Quote all entries exactly, leaving pictures aside.

▶ _Listed entries_
****

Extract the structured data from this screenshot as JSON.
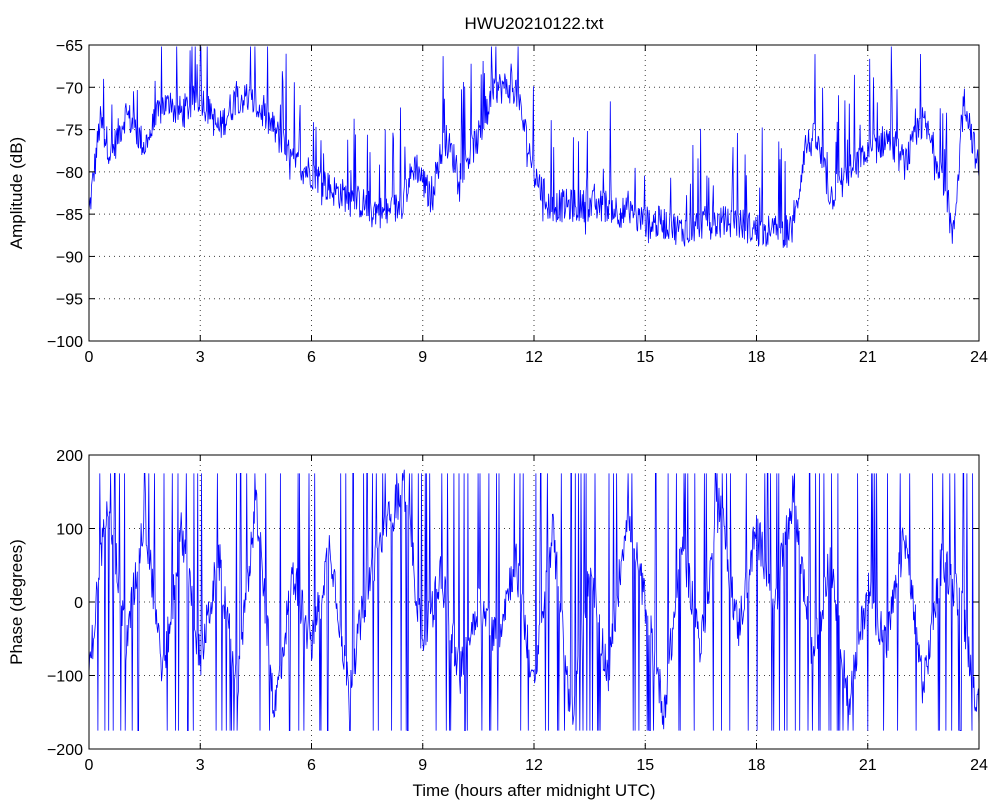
{
  "chart_data": [
    {
      "type": "line",
      "title": "HWU20210122.txt",
      "xlabel": "",
      "ylabel": "Amplitude (dB)",
      "xlim": [
        0,
        24
      ],
      "ylim": [
        -100,
        -65
      ],
      "xticks": [
        "0",
        "3",
        "6",
        "9",
        "12",
        "15",
        "18",
        "21",
        "24"
      ],
      "yticks": [
        "-65",
        "-70",
        "-75",
        "-80",
        "-85",
        "-90",
        "-95",
        "-100"
      ],
      "grid": true,
      "color": "#0000ff",
      "series": [
        {
          "x": [
            0,
            0.3,
            0.6,
            1.0,
            1.5,
            2.0,
            2.5,
            3.0,
            3.5,
            4.0,
            4.5,
            5.0,
            5.5,
            6.0,
            6.5,
            7.0,
            7.5,
            8.0,
            8.4,
            8.8,
            9.2,
            9.6,
            10.0,
            10.5,
            11.0,
            11.5,
            12.0,
            12.4,
            13.0,
            13.5,
            14.0,
            14.5,
            15.0,
            15.5,
            16.0,
            16.5,
            17.0,
            17.5,
            18.0,
            18.5,
            19.0,
            19.3,
            19.6,
            20.0,
            20.5,
            21.0,
            21.5,
            22.0,
            22.5,
            23.0,
            23.3,
            23.6,
            24.0
          ],
          "values": [
            -85,
            -74,
            -78,
            -73,
            -77,
            -72,
            -73,
            -71,
            -75,
            -71,
            -72,
            -75,
            -79,
            -80,
            -82,
            -83,
            -84,
            -85,
            -84,
            -79,
            -83,
            -76,
            -80,
            -76,
            -70,
            -70,
            -80,
            -84,
            -84,
            -84,
            -84,
            -85,
            -86,
            -86,
            -87,
            -86,
            -86,
            -86,
            -87,
            -87,
            -87,
            -77,
            -76,
            -83,
            -80,
            -78,
            -76,
            -79,
            -74,
            -80,
            -88,
            -71,
            -80
          ]
        }
      ]
    },
    {
      "type": "line",
      "title": "",
      "xlabel": "Time (hours after midnight UTC)",
      "ylabel": "Phase (degrees)",
      "xlim": [
        0,
        24
      ],
      "ylim": [
        -200,
        200
      ],
      "xticks": [
        "0",
        "3",
        "6",
        "9",
        "12",
        "15",
        "18",
        "21",
        "24"
      ],
      "yticks": [
        "200",
        "100",
        "0",
        "-100",
        "-200"
      ],
      "grid": true,
      "color": "#0000ff",
      "series": [
        {
          "x": [
            0,
            0.5,
            1.0,
            1.5,
            2.0,
            2.5,
            3.0,
            3.5,
            4.0,
            4.5,
            5.0,
            5.5,
            6.0,
            6.5,
            7.0,
            7.5,
            8.0,
            8.5,
            9.0,
            9.5,
            10.0,
            10.5,
            11.0,
            11.5,
            12.0,
            12.5,
            13.0,
            13.5,
            14.0,
            14.5,
            15.0,
            15.5,
            16.0,
            16.5,
            17.0,
            17.5,
            18.0,
            18.5,
            19.0,
            19.5,
            20.0,
            20.5,
            21.0,
            21.5,
            22.0,
            22.5,
            23.0,
            23.5,
            24.0
          ],
          "values": [
            -100,
            150,
            -60,
            120,
            -100,
            100,
            -80,
            60,
            -120,
            140,
            -150,
            40,
            -60,
            80,
            -120,
            20,
            100,
            160,
            -60,
            40,
            -100,
            0,
            -50,
            60,
            -120,
            100,
            -160,
            40,
            -100,
            120,
            0,
            -150,
            80,
            -60,
            140,
            -40,
            100,
            0,
            150,
            -80,
            60,
            -140,
            20,
            -60,
            90,
            -120,
            60,
            0,
            -150
          ]
        }
      ]
    }
  ]
}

****

▶ _Written solution_
Extract the structured data from this screenshot as JSON.
{
  "chart_data": [
    {
      "type": "line",
      "title": "HWU20210122.txt",
      "xlabel": "",
      "ylabel": "Amplitude (dB)",
      "xlim": [
        0,
        24
      ],
      "ylim": [
        -100,
        -65
      ],
      "xticks": [
        "0",
        "3",
        "6",
        "9",
        "12",
        "15",
        "18",
        "21",
        "24"
      ],
      "yticks": [
        "-65",
        "-70",
        "-75",
        "-80",
        "-85",
        "-90",
        "-95",
        "-100"
      ],
      "grid": true,
      "color": "#0000ff",
      "series": [
        {
          "x": [
            0,
            0.3,
            0.6,
            1.0,
            1.5,
            2.0,
            2.5,
            3.0,
            3.5,
            4.0,
            4.5,
            5.0,
            5.5,
            6.0,
            6.5,
            7.0,
            7.5,
            8.0,
            8.4,
            8.8,
            9.2,
            9.6,
            10.0,
            10.5,
            11.0,
            11.5,
            12.0,
            12.4,
            13.0,
            13.5,
            14.0,
            14.5,
            15.0,
            15.5,
            16.0,
            16.5,
            17.0,
            17.5,
            18.0,
            18.5,
            19.0,
            19.3,
            19.6,
            20.0,
            20.5,
            21.0,
            21.5,
            22.0,
            22.5,
            23.0,
            23.3,
            23.6,
            24.0
          ],
          "values": [
            -85,
            -74,
            -78,
            -73,
            -77,
            -72,
            -73,
            -71,
            -75,
            -71,
            -72,
            -75,
            -79,
            -80,
            -82,
            -83,
            -84,
            -85,
            -84,
            -79,
            -83,
            -76,
            -80,
            -76,
            -70,
            -70,
            -80,
            -84,
            -84,
            -84,
            -84,
            -85,
            -86,
            -86,
            -87,
            -86,
            -86,
            -86,
            -87,
            -87,
            -87,
            -77,
            -76,
            -83,
            -80,
            -78,
            -76,
            -79,
            -74,
            -80,
            -88,
            -71,
            -80
          ]
        }
      ]
    },
    {
      "type": "line",
      "title": "",
      "xlabel": "Time (hours after midnight UTC)",
      "ylabel": "Phase (degrees)",
      "xlim": [
        0,
        24
      ],
      "ylim": [
        -200,
        200
      ],
      "xticks": [
        "0",
        "3",
        "6",
        "9",
        "12",
        "15",
        "18",
        "21",
        "24"
      ],
      "yticks": [
        "200",
        "100",
        "0",
        "-100",
        "-200"
      ],
      "grid": true,
      "color": "#0000ff",
      "series": [
        {
          "x": [
            0,
            0.5,
            1.0,
            1.5,
            2.0,
            2.5,
            3.0,
            3.5,
            4.0,
            4.5,
            5.0,
            5.5,
            6.0,
            6.5,
            7.0,
            7.5,
            8.0,
            8.5,
            9.0,
            9.5,
            10.0,
            10.5,
            11.0,
            11.5,
            12.0,
            12.5,
            13.0,
            13.5,
            14.0,
            14.5,
            15.0,
            15.5,
            16.0,
            16.5,
            17.0,
            17.5,
            18.0,
            18.5,
            19.0,
            19.5,
            20.0,
            20.5,
            21.0,
            21.5,
            22.0,
            22.5,
            23.0,
            23.5,
            24.0
          ],
          "values": [
            -100,
            150,
            -60,
            120,
            -100,
            100,
            -80,
            60,
            -120,
            140,
            -150,
            40,
            -60,
            80,
            -120,
            20,
            100,
            160,
            -60,
            40,
            -100,
            0,
            -50,
            60,
            -120,
            100,
            -160,
            40,
            -100,
            120,
            0,
            -150,
            80,
            -60,
            140,
            -40,
            100,
            0,
            150,
            -80,
            60,
            -140,
            20,
            -60,
            90,
            -120,
            60,
            0,
            -150
          ]
        }
      ]
    }
  ]
}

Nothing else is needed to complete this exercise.